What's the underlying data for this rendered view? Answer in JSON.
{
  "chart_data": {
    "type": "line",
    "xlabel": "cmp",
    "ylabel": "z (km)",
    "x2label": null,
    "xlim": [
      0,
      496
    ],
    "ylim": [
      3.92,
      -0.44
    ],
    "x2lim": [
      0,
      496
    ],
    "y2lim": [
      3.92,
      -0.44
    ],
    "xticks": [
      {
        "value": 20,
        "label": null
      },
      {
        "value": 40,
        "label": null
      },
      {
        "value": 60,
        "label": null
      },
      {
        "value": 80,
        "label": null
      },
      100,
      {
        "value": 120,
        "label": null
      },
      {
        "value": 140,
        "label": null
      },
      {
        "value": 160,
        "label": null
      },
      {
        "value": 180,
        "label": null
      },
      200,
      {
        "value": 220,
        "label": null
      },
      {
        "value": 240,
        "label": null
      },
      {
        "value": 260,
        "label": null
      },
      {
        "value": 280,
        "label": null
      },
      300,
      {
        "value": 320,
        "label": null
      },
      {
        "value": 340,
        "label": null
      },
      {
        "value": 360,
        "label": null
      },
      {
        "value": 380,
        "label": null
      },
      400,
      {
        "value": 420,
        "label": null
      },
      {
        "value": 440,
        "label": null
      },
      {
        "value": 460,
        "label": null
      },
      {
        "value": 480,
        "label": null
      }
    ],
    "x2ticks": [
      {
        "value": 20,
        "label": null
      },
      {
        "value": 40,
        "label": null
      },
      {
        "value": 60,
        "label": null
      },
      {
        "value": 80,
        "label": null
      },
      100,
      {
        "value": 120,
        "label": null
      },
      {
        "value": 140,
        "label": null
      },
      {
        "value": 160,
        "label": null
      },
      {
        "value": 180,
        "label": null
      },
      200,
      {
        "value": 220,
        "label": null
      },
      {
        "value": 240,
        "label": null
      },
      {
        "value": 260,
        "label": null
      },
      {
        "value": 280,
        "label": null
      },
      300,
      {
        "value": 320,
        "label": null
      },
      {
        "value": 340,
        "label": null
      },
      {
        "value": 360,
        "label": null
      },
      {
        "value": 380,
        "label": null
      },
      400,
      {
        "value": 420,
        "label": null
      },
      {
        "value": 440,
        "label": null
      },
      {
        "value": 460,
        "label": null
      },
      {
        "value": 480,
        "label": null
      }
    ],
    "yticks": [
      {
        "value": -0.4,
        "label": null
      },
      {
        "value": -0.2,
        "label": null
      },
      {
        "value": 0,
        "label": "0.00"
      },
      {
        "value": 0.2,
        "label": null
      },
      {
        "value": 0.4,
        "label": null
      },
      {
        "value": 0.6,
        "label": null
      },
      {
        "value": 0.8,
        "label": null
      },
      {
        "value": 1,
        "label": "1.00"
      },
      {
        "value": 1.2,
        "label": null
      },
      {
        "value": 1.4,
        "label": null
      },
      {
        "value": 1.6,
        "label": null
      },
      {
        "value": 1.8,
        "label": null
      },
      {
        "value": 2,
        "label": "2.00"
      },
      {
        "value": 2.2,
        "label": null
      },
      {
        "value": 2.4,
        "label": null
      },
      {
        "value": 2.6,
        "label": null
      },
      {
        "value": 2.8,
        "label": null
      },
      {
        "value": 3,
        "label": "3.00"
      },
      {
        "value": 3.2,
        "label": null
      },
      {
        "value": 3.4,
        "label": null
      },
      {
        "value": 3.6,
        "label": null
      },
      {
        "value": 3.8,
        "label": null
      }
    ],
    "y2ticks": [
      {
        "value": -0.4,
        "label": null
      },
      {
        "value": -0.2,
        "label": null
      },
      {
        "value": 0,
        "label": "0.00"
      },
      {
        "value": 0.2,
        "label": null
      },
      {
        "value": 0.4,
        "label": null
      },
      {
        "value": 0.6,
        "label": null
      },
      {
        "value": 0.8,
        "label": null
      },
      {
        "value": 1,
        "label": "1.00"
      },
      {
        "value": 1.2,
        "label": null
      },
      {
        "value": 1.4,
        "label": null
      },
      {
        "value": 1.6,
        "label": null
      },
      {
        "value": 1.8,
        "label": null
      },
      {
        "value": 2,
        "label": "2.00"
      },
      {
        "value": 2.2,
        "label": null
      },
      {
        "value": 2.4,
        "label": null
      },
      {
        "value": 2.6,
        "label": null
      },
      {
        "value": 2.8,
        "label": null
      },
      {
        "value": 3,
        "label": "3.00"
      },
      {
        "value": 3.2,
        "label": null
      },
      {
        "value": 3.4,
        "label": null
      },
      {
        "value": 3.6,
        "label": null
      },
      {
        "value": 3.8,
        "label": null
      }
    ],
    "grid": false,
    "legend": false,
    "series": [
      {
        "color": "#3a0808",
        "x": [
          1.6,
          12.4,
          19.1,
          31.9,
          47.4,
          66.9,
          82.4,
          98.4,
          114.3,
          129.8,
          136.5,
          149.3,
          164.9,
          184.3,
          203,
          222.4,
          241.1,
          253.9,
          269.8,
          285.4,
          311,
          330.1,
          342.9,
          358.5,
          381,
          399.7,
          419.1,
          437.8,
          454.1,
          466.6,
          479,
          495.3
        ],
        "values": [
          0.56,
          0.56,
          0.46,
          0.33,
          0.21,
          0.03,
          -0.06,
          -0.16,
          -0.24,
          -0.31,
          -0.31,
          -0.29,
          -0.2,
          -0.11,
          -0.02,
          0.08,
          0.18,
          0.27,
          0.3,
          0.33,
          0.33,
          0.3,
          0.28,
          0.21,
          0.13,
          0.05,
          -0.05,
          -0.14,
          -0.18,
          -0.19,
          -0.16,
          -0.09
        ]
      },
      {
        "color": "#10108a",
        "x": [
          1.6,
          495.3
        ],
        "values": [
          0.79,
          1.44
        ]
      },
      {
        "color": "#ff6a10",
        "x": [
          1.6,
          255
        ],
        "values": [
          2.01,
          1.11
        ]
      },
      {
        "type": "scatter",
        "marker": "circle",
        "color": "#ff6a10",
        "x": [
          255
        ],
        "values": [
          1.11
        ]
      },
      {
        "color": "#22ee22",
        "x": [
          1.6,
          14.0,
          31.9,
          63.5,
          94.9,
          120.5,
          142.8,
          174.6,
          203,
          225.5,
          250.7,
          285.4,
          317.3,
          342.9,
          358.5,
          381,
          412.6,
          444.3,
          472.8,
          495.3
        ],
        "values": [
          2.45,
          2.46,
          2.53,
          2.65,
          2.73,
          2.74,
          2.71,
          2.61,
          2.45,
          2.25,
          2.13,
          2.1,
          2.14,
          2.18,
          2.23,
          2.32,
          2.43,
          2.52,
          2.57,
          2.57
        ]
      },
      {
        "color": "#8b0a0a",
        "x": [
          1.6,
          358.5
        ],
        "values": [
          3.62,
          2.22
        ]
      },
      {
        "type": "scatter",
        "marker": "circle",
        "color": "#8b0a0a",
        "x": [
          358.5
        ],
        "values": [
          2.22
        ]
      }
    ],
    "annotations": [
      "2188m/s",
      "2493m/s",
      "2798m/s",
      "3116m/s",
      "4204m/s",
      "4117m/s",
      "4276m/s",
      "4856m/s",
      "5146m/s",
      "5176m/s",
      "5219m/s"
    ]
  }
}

-----

*WORK INSTRUCTIONS*: Above are some records; extract every one of them exactly.

*EXERCISE RESULT*:
What's the underlying data for this rendered view? Answer in JSON.
{
  "chart_data": {
    "type": "line",
    "xlabel": "cmp",
    "ylabel": "z (km)",
    "x2label": null,
    "xlim": [
      0,
      496
    ],
    "ylim": [
      3.92,
      -0.44
    ],
    "x2lim": [
      0,
      496
    ],
    "y2lim": [
      3.92,
      -0.44
    ],
    "xticks": [
      {
        "value": 20,
        "label": null
      },
      {
        "value": 40,
        "label": null
      },
      {
        "value": 60,
        "label": null
      },
      {
        "value": 80,
        "label": null
      },
      100,
      {
        "value": 120,
        "label": null
      },
      {
        "value": 140,
        "label": null
      },
      {
        "value": 160,
        "label": null
      },
      {
        "value": 180,
        "label": null
      },
      200,
      {
        "value": 220,
        "label": null
      },
      {
        "value": 240,
        "label": null
      },
      {
        "value": 260,
        "label": null
      },
      {
        "value": 280,
        "label": null
      },
      300,
      {
        "value": 320,
        "label": null
      },
      {
        "value": 340,
        "label": null
      },
      {
        "value": 360,
        "label": null
      },
      {
        "value": 380,
        "label": null
      },
      400,
      {
        "value": 420,
        "label": null
      },
      {
        "value": 440,
        "label": null
      },
      {
        "value": 460,
        "label": null
      },
      {
        "value": 480,
        "label": null
      }
    ],
    "x2ticks": [
      {
        "value": 20,
        "label": null
      },
      {
        "value": 40,
        "label": null
      },
      {
        "value": 60,
        "label": null
      },
      {
        "value": 80,
        "label": null
      },
      100,
      {
        "value": 120,
        "label": null
      },
      {
        "value": 140,
        "label": null
      },
      {
        "value": 160,
        "label": null
      },
      {
        "value": 180,
        "label": null
      },
      200,
      {
        "value": 220,
        "label": null
      },
      {
        "value": 240,
        "label": null
      },
      {
        "value": 260,
        "label": null
      },
      {
        "value": 280,
        "label": null
      },
      300,
      {
        "value": 320,
        "label": null
      },
      {
        "value": 340,
        "label": null
      },
      {
        "value": 360,
        "label": null
      },
      {
        "value": 380,
        "label": null
      },
      400,
      {
        "value": 420,
        "label": null
      },
      {
        "value": 440,
        "label": null
      },
      {
        "value": 460,
        "label": null
      },
      {
        "value": 480,
        "label": null
      }
    ],
    "yticks": [
      {
        "value": -0.4,
        "label": null
      },
      {
        "value": -0.2,
        "label": null
      },
      {
        "value": 0,
        "label": "0.00"
      },
      {
        "value": 0.2,
        "label": null
      },
      {
        "value": 0.4,
        "label": null
      },
      {
        "value": 0.6,
        "label": null
      },
      {
        "value": 0.8,
        "label": null
      },
      {
        "value": 1,
        "label": "1.00"
      },
      {
        "value": 1.2,
        "label": null
      },
      {
        "value": 1.4,
        "label": null
      },
      {
        "value": 1.6,
        "label": null
      },
      {
        "value": 1.8,
        "label": null
      },
      {
        "value": 2,
        "label": "2.00"
      },
      {
        "value": 2.2,
        "label": null
      },
      {
        "value": 2.4,
        "label": null
      },
      {
        "value": 2.6,
        "label": null
      },
      {
        "value": 2.8,
        "label": null
      },
      {
        "value": 3,
        "label": "3.00"
      },
      {
        "value": 3.2,
        "label": null
      },
      {
        "value": 3.4,
        "label": null
      },
      {
        "value": 3.6,
        "label": null
      },
      {
        "value": 3.8,
        "label": null
      }
    ],
    "y2ticks": [
      {
        "value": -0.4,
        "label": null
      },
      {
        "value": -0.2,
        "label": null
      },
      {
        "value": 0,
        "label": "0.00"
      },
      {
        "value": 0.2,
        "label": null
      },
      {
        "value": 0.4,
        "label": null
      },
      {
        "value": 0.6,
        "label": null
      },
      {
        "value": 0.8,
        "label": null
      },
      {
        "value": 1,
        "label": "1.00"
      },
      {
        "value": 1.2,
        "label": null
      },
      {
        "value": 1.4,
        "label": null
      },
      {
        "value": 1.6,
        "label": null
      },
      {
        "value": 1.8,
        "label": null
      },
      {
        "value": 2,
        "label": "2.00"
      },
      {
        "value": 2.2,
        "label": null
      },
      {
        "value": 2.4,
        "label": null
      },
      {
        "value": 2.6,
        "label": null
      },
      {
        "value": 2.8,
        "label": null
      },
      {
        "value": 3,
        "label": "3.00"
      },
      {
        "value": 3.2,
        "label": null
      },
      {
        "value": 3.4,
        "label": null
      },
      {
        "value": 3.6,
        "label": null
      },
      {
        "value": 3.8,
        "label": null
      }
    ],
    "grid": false,
    "legend": false,
    "series": [
      {
        "color": "#3a0808",
        "x": [
          1.6,
          12.4,
          19.1,
          31.9,
          47.4,
          66.9,
          82.4,
          98.4,
          114.3,
          129.8,
          136.5,
          149.3,
          164.9,
          184.3,
          203,
          222.4,
          241.1,
          253.9,
          269.8,
          285.4,
          311,
          330.1,
          342.9,
          358.5,
          381,
          399.7,
          419.1,
          437.8,
          454.1,
          466.6,
          479,
          495.3
        ],
        "values": [
          0.56,
          0.56,
          0.46,
          0.33,
          0.21,
          0.03,
          -0.06,
          -0.16,
          -0.24,
          -0.31,
          -0.31,
          -0.29,
          -0.2,
          -0.11,
          -0.02,
          0.08,
          0.18,
          0.27,
          0.3,
          0.33,
          0.33,
          0.3,
          0.28,
          0.21,
          0.13,
          0.05,
          -0.05,
          -0.14,
          -0.18,
          -0.19,
          -0.16,
          -0.09
        ]
      },
      {
        "color": "#10108a",
        "x": [
          1.6,
          495.3
        ],
        "values": [
          0.79,
          1.44
        ]
      },
      {
        "color": "#ff6a10",
        "x": [
          1.6,
          255
        ],
        "values": [
          2.01,
          1.11
        ]
      },
      {
        "type": "scatter",
        "marker": "circle",
        "color": "#ff6a10",
        "x": [
          255
        ],
        "values": [
          1.11
        ]
      },
      {
        "color": "#22ee22",
        "x": [
          1.6,
          14.0,
          31.9,
          63.5,
          94.9,
          120.5,
          142.8,
          174.6,
          203,
          225.5,
          250.7,
          285.4,
          317.3,
          342.9,
          358.5,
          381,
          412.6,
          444.3,
          472.8,
          495.3
        ],
        "values": [
          2.45,
          2.46,
          2.53,
          2.65,
          2.73,
          2.74,
          2.71,
          2.61,
          2.45,
          2.25,
          2.13,
          2.1,
          2.14,
          2.18,
          2.23,
          2.32,
          2.43,
          2.52,
          2.57,
          2.57
        ]
      },
      {
        "color": "#8b0a0a",
        "x": [
          1.6,
          358.5
        ],
        "values": [
          3.62,
          2.22
        ]
      },
      {
        "type": "scatter",
        "marker": "circle",
        "color": "#8b0a0a",
        "x": [
          358.5
        ],
        "values": [
          2.22
        ]
      }
    ],
    "annotations": [
      "2188m/s",
      "2493m/s",
      "2798m/s",
      "3116m/s",
      "4204m/s",
      "4117m/s",
      "4276m/s",
      "4856m/s",
      "5146m/s",
      "5176m/s",
      "5219m/s"
    ]
  }
}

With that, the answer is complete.